- [WHAT IS BEING ASKED]
Your task is to print the material below exactly as presented.
___ RECORDS PROVIDED
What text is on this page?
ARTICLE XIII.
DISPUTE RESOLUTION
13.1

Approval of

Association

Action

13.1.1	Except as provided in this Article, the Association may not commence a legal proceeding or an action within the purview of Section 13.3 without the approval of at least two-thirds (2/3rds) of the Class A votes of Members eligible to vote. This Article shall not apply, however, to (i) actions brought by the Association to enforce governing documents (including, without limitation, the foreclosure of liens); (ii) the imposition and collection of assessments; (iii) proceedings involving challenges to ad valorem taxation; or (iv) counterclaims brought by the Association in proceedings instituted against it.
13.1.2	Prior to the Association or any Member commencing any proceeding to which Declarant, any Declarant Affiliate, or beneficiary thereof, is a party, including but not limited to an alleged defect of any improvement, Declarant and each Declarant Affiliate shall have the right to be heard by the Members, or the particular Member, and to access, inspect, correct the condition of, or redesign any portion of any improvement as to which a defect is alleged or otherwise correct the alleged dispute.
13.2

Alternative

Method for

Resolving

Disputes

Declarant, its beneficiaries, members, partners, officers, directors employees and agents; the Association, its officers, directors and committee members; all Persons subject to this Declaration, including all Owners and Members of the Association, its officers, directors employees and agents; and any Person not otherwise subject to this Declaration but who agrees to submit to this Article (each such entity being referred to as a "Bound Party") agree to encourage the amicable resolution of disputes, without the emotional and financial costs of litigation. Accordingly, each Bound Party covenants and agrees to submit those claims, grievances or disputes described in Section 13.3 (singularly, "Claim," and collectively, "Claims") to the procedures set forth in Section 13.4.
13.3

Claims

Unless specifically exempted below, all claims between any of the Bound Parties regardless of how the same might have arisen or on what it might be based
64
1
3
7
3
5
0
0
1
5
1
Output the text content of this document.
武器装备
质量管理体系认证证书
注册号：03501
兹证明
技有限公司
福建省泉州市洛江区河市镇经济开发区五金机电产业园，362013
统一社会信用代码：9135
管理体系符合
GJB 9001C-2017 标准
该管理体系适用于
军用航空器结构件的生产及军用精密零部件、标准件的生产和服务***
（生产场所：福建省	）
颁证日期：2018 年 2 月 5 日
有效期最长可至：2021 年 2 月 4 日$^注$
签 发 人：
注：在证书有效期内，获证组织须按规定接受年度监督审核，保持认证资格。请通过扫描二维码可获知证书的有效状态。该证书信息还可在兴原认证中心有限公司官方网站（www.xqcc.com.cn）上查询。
______
- [RIGHT ANSWER]
What text is on this page?
ARTICLE XIII.
DISPUTE RESOLUTION
13.1

Approval of

Association

Action

13.1.1	Except as provided in this Article, the Association may not commence a legal proceeding or an action within the purview of Section 13.3 without the approval of at least two-thirds (2/3rds) of the Class A votes of Members eligible to vote. This Article shall not apply, however, to (i) actions brought by the Association to enforce governing documents (including, without limitation, the foreclosure of liens); (ii) the imposition and collection of assessments; (iii) proceedings involving challenges to ad valorem taxation; or (iv) counterclaims brought by the Association in proceedings instituted against it.
13.1.2	Prior to the Association or any Member commencing any proceeding to which Declarant, any Declarant Affiliate, or beneficiary thereof, is a party, including but not limited to an alleged defect of any improvement, Declarant and each Declarant Affiliate shall have the right to be heard by the Members, or the particular Member, and to access, inspect, correct the condition of, or redesign any portion of any improvement as to which a defect is alleged or otherwise correct the alleged dispute.
13.2

Alternative

Method for

Resolving

Disputes

Declarant, its beneficiaries, members, partners, officers, directors employees and agents; the Association, its officers, directors and committee members; all Persons subject to this Declaration, including all Owners and Members of the Association, its officers, directors employees and agents; and any Person not otherwise subject to this Declaration but who agrees to submit to this Article (each such entity being referred to as a "Bound Party") agree to encourage the amicable resolution of disputes, without the emotional and financial costs of litigation. Accordingly, each Bound Party covenants and agrees to submit those claims, grievances or disputes described in Section 13.3 (singularly, "Claim," and collectively, "Claims") to the procedures set forth in Section 13.4.
13.3

Claims

Unless specifically exempted below, all claims between any of the Bound Parties regardless of how the same might have arisen or on what it might be based
64
1
3
7
3
5
0
0
1
5
1
Output the text content of this document.
武器装备
质量管理体系认证证书
注册号：03501
兹证明
技有限公司
福建省泉州市洛江区河市镇经济开发区五金机电产业园，362013
统一社会信用代码：9135
管理体系符合
GJB 9001C-2017 标准
该管理体系适用于
军用航空器结构件的生产及军用精密零部件、标准件的生产和服务***
（生产场所：福建省	）
颁证日期：2018 年 2 月 5 日
有效期最长可至：2021 年 2 月 4 日$^注$
签 发 人：
注：在证书有效期内，获证组织须按规定接受年度监督审核，保持认证资格。请通过扫描二维码可获知证书的有效状态。该证书信息还可在兴原认证中心有限公司官方网站（www.xqcc.com.cn）上查询。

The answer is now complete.